Output all of the records exactly as written.

- _Provided data_:
— START —

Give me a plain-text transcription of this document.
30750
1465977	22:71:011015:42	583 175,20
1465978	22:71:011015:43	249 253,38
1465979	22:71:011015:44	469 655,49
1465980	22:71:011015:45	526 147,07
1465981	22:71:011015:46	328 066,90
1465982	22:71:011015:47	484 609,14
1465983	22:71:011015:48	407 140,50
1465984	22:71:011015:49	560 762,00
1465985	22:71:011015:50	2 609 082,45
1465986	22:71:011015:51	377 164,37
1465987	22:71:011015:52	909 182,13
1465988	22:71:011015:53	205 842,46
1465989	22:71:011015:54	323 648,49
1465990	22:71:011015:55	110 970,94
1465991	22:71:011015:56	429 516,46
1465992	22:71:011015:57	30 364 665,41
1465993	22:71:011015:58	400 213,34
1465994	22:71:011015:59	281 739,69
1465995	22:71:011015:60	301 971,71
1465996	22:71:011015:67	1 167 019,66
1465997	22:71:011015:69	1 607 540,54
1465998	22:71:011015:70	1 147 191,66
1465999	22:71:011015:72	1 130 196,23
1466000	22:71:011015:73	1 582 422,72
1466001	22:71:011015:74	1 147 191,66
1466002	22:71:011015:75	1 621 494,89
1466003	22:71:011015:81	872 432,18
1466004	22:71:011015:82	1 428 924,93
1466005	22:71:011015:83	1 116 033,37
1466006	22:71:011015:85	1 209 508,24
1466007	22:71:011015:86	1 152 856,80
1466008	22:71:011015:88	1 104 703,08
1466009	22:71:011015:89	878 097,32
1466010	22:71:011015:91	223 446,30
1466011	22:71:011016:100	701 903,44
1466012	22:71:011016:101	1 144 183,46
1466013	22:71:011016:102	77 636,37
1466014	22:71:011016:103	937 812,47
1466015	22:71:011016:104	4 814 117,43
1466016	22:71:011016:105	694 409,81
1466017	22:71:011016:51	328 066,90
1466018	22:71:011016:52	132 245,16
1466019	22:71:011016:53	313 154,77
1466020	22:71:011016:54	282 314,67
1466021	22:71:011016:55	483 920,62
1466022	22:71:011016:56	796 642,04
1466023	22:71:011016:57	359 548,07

— END —

- _Problem solution_:
Give me a plain-text transcription of this document.
30750
1465977	22:71:011015:42	583 175,20
1465978	22:71:011015:43	249 253,38
1465979	22:71:011015:44	469 655,49
1465980	22:71:011015:45	526 147,07
1465981	22:71:011015:46	328 066,90
1465982	22:71:011015:47	484 609,14
1465983	22:71:011015:48	407 140,50
1465984	22:71:011015:49	560 762,00
1465985	22:71:011015:50	2 609 082,45
1465986	22:71:011015:51	377 164,37
1465987	22:71:011015:52	909 182,13
1465988	22:71:011015:53	205 842,46
1465989	22:71:011015:54	323 648,49
1465990	22:71:011015:55	110 970,94
1465991	22:71:011015:56	429 516,46
1465992	22:71:011015:57	30 364 665,41
1465993	22:71:011015:58	400 213,34
1465994	22:71:011015:59	281 739,69
1465995	22:71:011015:60	301 971,71
1465996	22:71:011015:67	1 167 019,66
1465997	22:71:011015:69	1 607 540,54
1465998	22:71:011015:70	1 147 191,66
1465999	22:71:011015:72	1 130 196,23
1466000	22:71:011015:73	1 582 422,72
1466001	22:71:011015:74	1 147 191,66
1466002	22:71:011015:75	1 621 494,89
1466003	22:71:011015:81	872 432,18
1466004	22:71:011015:82	1 428 924,93
1466005	22:71:011015:83	1 116 033,37
1466006	22:71:011015:85	1 209 508,24
1466007	22:71:011015:86	1 152 856,80
1466008	22:71:011015:88	1 104 703,08
1466009	22:71:011015:89	878 097,32
1466010	22:71:011015:91	223 446,30
1466011	22:71:011016:100	701 903,44
1466012	22:71:011016:101	1 144 183,46
1466013	22:71:011016:102	77 636,37
1466014	22:71:011016:103	937 812,47
1466015	22:71:011016:104	4 814 117,43
1466016	22:71:011016:105	694 409,81
1466017	22:71:011016:51	328 066,90
1466018	22:71:011016:52	132 245,16
1466019	22:71:011016:53	313 154,77
1466020	22:71:011016:54	282 314,67
1466021	22:71:011016:55	483 920,62
1466022	22:71:011016:56	796 642,04
1466023	22:71:011016:57	359 548,07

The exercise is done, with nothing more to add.